◆ The problem
The required result is the exact run of lines beginning at the one containing "Read this page and output its text content." and ending at the last line of the entries.

◆ Collected data
****************************************
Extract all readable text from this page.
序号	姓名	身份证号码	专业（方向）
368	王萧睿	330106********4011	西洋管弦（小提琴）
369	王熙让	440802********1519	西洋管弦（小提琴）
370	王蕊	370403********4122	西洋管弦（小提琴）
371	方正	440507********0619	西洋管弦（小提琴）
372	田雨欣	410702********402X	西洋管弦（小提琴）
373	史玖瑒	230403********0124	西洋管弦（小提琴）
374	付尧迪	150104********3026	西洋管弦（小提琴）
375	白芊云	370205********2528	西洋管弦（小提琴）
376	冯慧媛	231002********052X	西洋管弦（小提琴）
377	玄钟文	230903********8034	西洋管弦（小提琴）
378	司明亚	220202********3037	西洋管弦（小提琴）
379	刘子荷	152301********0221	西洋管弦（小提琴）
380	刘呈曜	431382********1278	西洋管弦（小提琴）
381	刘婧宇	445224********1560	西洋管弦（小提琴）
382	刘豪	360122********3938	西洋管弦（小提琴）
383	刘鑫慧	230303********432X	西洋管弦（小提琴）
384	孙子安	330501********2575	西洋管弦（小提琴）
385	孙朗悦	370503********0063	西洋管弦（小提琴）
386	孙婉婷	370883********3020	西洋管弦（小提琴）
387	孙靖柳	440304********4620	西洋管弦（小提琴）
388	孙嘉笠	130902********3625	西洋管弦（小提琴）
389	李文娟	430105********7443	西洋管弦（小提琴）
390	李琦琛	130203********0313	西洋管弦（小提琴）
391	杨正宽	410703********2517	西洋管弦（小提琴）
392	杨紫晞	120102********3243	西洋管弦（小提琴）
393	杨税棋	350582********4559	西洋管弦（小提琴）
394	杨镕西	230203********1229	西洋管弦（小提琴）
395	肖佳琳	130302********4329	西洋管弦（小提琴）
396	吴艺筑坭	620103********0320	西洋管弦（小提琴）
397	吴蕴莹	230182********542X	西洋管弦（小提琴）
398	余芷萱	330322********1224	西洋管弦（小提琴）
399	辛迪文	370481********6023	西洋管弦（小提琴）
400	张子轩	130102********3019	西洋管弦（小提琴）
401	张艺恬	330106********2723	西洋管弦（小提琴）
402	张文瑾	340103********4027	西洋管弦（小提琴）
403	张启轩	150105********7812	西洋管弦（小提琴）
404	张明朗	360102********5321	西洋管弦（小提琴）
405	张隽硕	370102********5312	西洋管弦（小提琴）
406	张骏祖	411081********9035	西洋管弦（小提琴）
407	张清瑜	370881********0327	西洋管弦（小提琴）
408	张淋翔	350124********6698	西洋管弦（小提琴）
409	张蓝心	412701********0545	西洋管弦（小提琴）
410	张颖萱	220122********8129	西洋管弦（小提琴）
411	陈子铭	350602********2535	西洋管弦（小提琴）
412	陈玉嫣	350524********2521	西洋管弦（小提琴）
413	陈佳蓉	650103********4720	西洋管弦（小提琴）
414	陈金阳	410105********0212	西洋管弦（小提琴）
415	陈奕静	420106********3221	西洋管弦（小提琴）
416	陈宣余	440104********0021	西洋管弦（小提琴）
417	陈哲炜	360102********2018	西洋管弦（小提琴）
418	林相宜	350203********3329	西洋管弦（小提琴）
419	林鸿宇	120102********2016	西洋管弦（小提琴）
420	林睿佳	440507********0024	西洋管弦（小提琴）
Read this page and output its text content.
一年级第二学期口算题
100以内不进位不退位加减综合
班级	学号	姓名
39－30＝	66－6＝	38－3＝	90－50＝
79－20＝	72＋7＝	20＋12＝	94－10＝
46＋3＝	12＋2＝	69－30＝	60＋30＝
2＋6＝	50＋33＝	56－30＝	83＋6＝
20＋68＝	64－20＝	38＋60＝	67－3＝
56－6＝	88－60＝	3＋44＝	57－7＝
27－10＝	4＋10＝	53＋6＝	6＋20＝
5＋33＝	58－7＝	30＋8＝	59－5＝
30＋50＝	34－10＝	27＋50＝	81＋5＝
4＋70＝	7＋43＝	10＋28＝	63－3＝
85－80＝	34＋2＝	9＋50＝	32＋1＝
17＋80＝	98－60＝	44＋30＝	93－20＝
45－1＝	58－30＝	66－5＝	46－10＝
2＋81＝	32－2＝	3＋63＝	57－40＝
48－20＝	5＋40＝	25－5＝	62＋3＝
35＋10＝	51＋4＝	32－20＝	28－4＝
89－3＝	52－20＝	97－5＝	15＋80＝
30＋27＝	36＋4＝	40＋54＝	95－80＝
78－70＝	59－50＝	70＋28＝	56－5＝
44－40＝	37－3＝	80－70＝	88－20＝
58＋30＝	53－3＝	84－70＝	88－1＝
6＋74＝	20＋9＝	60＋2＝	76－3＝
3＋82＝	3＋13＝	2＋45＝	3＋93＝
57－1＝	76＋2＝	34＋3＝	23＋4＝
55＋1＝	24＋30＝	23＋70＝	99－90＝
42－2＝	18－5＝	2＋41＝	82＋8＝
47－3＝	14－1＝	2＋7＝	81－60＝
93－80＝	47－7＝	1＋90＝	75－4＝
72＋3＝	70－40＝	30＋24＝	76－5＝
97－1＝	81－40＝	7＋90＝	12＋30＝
****************************************
◆ Response below
Read this page and output its text content.
一年级第二学期口算题
100以内不进位不退位加减综合
班级	学号	姓名
39－30＝	66－6＝	38－3＝	90－50＝
79－20＝	72＋7＝	20＋12＝	94－10＝
46＋3＝	12＋2＝	69－30＝	60＋30＝
2＋6＝	50＋33＝	56－30＝	83＋6＝
20＋68＝	64－20＝	38＋60＝	67－3＝
56－6＝	88－60＝	3＋44＝	57－7＝
27－10＝	4＋10＝	53＋6＝	6＋20＝
5＋33＝	58－7＝	30＋8＝	59－5＝
30＋50＝	34－10＝	27＋50＝	81＋5＝
4＋70＝	7＋43＝	10＋28＝	63－3＝
85－80＝	34＋2＝	9＋50＝	32＋1＝
17＋80＝	98－60＝	44＋30＝	93－20＝
45－1＝	58－30＝	66－5＝	46－10＝
2＋81＝	32－2＝	3＋63＝	57－40＝
48－20＝	5＋40＝	25－5＝	62＋3＝
35＋10＝	51＋4＝	32－20＝	28－4＝
89－3＝	52－20＝	97－5＝	15＋80＝
30＋27＝	36＋4＝	40＋54＝	95－80＝
78－70＝	59－50＝	70＋28＝	56－5＝
44－40＝	37－3＝	80－70＝	88－20＝
58＋30＝	53－3＝	84－70＝	88－1＝
6＋74＝	20＋9＝	60＋2＝	76－3＝
3＋82＝	3＋13＝	2＋45＝	3＋93＝
57－1＝	76＋2＝	34＋3＝	23＋4＝
55＋1＝	24＋30＝	23＋70＝	99－90＝
42－2＝	18－5＝	2＋41＝	82＋8＝
47－3＝	14－1＝	2＋7＝	81－60＝
93－80＝	47－7＝	1＋90＝	75－4＝
72＋3＝	70－40＝	30＋24＝	76－5＝
97－1＝	81－40＝	7＋90＝	12＋30＝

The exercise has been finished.